§ **SET OF TASKS**
**A.** Swap "COMMON STOCK" for "PREFERRED STOCK" and give again the part of the Schedule 13D cover page that opens with the words containing "SCHEDULE 13D" and closes with "Class of Securities)".
**B.** Pick up the Schedule 13D cover page from its last line and write what follows.

§ **PASSAGE GIVEN**
-.-.-

UNITED STATES
                       SECURITIES AND EXCHANGE COMMISSION
                             WASHINGTON, D.C. 20549

                                  SCHEDULE 13D
                    UNDER THE SECURITIES EXCHANGE ACT OF 1934


                              APOGEE ROBOTICS, INC.
                                (Name of Issuer)

                           COMMON STOCK, NO PAR VALUE
                         (Title of Class of Securities)

                                    037599206
                                 (CUSIP Number)

                            Laura E. Anthony, Esquire
                         330 Clematis Street, Suite 217
                            West Palm Beach, FL 33401
                                  (561)514-0936
                  (Name, Address and Telephone Number of Person
                Authorized to Receive Notices and Communications)

-.-.-

§ **DATA**
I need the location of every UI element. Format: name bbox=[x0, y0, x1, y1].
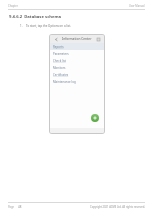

-.-.-

§ **SOLVED PROBLEMS**
**A.**
SCHEDULE 13D
                    UNDER THE SECURITIES EXCHANGE ACT OF 1934


                              APOGEE ROBOTICS, INC.
                                (Name of Issuer)

                           PREFERRED STOCK, NO PAR VALUE
                         (Title of Class of Securities)

**B.**
                                  MARCH 7, 2007
             (Date of Event Which Requires Filing of this Statement)

      If the filing person has previously filed a statement on Schedule 13G to
report the acquisition which is the subject of this Schedule 13D, and is filing
this schedule because of ss.ss.240.13d-1(e), 240.13d-1(f) or 240.13d-1(g), check
the following box. |_|

      NOTE: Schedules filed in paper format shall include a signed original and
five copies of the schedule, including all exhibits. See Section ss.240.13d-7
for other parties to whom copies are to be sent.

      *The remainder of this cover page shall be filled out for a reporting
person's initial filing on this form with respect to the subject class of
securities, and for any subsequent amendment containing information which would
alter disclosures provided in a prior cover page.

      The information required on the remainder of this cover page shall not be
deemed to be "filed" for the purpose of Section 18 of the Securities Exchange
Act of 1934 ("Act") or otherwise subject to the liabilities of that section of
the Act but shall be subject to all other provisions of the Act (however, see
the Notes).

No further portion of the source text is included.